**DIRECTIONS:**
Please give the count of lines holding the string "points" and nothing besides.

[Data excerpts]

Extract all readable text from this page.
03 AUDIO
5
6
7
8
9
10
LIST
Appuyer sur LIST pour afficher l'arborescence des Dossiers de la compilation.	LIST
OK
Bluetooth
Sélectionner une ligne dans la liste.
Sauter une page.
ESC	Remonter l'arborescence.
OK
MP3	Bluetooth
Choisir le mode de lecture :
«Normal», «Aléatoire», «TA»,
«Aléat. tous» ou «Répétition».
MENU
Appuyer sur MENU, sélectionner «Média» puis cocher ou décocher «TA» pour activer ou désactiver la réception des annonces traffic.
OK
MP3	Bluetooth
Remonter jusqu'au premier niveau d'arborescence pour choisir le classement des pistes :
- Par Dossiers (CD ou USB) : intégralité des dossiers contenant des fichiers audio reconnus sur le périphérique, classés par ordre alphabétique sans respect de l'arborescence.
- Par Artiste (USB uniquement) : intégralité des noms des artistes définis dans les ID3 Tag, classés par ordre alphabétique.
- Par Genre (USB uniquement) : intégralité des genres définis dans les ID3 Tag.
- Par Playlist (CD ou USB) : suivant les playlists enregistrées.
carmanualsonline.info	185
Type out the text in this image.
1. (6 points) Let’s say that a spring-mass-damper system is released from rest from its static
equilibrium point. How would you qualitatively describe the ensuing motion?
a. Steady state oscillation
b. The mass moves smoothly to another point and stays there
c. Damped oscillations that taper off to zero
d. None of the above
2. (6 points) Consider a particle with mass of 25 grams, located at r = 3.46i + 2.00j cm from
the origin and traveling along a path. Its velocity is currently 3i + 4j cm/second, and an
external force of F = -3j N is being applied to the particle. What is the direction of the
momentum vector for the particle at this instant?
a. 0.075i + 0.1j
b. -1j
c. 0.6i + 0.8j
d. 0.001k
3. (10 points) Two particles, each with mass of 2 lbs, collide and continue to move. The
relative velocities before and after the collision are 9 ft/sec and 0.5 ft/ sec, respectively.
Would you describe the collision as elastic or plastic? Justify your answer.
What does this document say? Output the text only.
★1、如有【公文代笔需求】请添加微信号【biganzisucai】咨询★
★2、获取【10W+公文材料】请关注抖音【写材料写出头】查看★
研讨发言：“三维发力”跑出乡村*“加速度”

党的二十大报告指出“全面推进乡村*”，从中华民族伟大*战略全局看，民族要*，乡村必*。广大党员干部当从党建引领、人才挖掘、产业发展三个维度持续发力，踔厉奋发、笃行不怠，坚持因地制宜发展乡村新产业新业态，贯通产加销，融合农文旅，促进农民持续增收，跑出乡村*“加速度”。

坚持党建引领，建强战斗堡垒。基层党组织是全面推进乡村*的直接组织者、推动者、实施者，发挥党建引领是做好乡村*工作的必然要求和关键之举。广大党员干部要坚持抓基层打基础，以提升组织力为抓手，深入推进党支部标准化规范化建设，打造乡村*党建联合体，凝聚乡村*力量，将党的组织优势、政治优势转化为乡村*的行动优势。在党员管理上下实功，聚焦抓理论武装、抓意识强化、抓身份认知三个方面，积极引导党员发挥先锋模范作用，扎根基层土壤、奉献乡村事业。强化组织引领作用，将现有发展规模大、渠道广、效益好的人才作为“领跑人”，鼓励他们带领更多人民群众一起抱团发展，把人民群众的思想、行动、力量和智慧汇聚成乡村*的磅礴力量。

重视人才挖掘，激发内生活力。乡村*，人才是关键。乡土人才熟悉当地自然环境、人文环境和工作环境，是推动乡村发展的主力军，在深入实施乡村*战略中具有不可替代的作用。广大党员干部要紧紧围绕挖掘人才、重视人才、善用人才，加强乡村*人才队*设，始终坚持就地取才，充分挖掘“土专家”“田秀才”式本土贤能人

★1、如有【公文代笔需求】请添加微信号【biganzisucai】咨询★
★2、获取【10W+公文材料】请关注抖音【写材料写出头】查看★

**EXERCISE RESPONSE:**
3